▶ INSTRUCTIONS TO FOLLOW
Show all lines holding the string "Time".

▶ DATA ENTRIES
★ ★ ★
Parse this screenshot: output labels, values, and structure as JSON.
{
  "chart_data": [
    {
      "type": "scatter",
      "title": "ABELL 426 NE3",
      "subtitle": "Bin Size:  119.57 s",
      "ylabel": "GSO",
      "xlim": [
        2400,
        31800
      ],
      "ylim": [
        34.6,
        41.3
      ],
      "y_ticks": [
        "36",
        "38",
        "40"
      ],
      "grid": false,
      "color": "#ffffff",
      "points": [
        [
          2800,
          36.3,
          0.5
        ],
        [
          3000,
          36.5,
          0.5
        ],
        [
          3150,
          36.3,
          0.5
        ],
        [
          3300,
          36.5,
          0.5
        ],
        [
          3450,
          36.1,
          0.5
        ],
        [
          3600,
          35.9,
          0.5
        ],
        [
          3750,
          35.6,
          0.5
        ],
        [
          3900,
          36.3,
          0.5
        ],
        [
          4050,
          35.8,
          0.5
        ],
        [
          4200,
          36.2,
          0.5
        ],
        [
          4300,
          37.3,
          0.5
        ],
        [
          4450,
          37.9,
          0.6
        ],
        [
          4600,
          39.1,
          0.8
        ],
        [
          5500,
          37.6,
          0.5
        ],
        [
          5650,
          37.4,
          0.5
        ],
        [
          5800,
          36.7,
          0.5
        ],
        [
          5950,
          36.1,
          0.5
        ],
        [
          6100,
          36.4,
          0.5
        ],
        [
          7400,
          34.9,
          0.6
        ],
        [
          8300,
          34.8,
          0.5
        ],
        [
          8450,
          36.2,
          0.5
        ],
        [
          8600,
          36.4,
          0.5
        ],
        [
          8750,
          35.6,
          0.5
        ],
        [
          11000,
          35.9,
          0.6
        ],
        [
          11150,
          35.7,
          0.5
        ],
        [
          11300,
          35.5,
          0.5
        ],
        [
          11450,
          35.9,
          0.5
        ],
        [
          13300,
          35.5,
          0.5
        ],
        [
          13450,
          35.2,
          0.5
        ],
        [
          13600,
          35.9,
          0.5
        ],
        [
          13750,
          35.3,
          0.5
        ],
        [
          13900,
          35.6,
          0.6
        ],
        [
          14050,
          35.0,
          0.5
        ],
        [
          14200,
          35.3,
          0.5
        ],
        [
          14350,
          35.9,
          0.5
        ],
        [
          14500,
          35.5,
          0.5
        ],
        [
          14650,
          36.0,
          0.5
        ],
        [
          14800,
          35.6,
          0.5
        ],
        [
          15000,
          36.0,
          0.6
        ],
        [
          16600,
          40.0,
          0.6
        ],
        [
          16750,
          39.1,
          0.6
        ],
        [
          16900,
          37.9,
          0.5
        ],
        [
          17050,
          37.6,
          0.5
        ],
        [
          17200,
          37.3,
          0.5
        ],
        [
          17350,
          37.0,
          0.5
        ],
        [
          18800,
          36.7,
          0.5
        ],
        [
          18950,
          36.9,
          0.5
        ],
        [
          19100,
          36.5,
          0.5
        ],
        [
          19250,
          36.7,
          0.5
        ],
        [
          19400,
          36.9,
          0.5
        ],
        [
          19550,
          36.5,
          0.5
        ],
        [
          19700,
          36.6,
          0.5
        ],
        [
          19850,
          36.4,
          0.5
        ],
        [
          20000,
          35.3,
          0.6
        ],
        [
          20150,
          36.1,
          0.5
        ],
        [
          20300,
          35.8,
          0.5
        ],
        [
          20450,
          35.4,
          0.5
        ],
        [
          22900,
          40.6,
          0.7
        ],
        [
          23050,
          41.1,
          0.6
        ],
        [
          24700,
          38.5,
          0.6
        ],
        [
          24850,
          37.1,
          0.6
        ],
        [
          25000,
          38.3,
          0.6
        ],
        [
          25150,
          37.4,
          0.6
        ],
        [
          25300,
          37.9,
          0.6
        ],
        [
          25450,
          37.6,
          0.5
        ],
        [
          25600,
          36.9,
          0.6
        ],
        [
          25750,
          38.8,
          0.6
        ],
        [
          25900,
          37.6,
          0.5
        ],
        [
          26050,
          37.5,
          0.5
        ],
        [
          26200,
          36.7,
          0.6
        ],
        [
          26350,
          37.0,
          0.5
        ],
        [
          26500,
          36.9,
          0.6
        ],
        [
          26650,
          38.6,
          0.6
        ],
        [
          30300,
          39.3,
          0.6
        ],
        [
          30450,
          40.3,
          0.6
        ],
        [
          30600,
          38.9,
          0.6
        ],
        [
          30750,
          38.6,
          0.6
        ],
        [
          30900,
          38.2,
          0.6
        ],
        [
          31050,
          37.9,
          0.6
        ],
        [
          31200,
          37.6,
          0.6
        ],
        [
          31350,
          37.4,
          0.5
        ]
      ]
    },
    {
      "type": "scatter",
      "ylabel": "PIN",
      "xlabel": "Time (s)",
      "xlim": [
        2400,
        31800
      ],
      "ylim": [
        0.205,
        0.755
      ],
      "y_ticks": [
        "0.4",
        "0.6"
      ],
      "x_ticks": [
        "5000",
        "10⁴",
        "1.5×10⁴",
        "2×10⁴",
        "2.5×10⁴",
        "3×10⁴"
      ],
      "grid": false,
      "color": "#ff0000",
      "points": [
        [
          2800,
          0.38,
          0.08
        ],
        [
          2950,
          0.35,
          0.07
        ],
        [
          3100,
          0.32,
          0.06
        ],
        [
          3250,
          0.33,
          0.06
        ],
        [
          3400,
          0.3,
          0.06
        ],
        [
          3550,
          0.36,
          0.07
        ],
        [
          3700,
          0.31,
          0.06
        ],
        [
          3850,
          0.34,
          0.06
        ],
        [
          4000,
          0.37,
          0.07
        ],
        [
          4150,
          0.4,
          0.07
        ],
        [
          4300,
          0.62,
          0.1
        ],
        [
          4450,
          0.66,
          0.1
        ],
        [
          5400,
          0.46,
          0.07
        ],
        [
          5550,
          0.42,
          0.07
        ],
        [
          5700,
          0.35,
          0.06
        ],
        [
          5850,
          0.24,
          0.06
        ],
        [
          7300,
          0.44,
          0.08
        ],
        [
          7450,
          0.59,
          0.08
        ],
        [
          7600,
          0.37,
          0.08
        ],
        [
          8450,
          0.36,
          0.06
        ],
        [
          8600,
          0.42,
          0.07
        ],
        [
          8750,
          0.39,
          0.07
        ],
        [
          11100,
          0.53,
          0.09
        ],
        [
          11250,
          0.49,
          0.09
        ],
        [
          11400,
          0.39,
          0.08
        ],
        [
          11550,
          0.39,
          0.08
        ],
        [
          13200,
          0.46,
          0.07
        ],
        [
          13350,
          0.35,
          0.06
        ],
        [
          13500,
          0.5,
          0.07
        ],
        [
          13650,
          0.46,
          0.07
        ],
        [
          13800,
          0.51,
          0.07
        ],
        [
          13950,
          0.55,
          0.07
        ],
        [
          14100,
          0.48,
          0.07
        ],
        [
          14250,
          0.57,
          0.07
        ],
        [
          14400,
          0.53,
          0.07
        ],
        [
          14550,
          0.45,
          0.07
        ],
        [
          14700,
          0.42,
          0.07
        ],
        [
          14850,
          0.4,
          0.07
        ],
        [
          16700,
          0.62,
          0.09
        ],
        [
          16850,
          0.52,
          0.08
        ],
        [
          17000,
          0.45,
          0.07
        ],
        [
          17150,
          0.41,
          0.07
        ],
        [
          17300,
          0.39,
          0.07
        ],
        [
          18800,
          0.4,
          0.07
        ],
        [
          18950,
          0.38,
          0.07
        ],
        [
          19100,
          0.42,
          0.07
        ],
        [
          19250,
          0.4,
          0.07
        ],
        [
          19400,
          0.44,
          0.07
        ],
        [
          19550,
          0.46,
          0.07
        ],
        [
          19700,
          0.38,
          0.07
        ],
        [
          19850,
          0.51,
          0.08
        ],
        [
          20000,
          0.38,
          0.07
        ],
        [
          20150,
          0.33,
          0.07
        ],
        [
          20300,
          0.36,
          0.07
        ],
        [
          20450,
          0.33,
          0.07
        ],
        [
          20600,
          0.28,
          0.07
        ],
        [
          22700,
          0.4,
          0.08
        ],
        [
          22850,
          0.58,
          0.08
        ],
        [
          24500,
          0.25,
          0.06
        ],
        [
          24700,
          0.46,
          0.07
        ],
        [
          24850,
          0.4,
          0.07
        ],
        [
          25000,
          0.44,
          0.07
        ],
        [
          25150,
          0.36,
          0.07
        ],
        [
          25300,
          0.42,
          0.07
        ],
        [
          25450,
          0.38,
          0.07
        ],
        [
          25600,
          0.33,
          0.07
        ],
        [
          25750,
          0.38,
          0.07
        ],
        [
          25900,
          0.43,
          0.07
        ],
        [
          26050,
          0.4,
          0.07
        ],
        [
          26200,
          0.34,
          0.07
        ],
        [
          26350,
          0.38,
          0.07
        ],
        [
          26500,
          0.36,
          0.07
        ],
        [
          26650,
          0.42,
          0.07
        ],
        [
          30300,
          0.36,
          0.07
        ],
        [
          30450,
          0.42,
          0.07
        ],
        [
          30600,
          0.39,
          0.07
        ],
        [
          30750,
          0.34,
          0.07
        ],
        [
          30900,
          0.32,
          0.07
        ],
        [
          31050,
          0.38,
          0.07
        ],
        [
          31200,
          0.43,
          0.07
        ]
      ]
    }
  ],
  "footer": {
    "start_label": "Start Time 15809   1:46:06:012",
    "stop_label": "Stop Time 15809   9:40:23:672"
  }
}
★ ★ ★
▶ CORRECT RESULT
      "xlabel": "Time (s)",
    "start_label": "Start Time 15809   1:46:06:012",
    "stop_label": "Stop Time 15809   9:40:23:672"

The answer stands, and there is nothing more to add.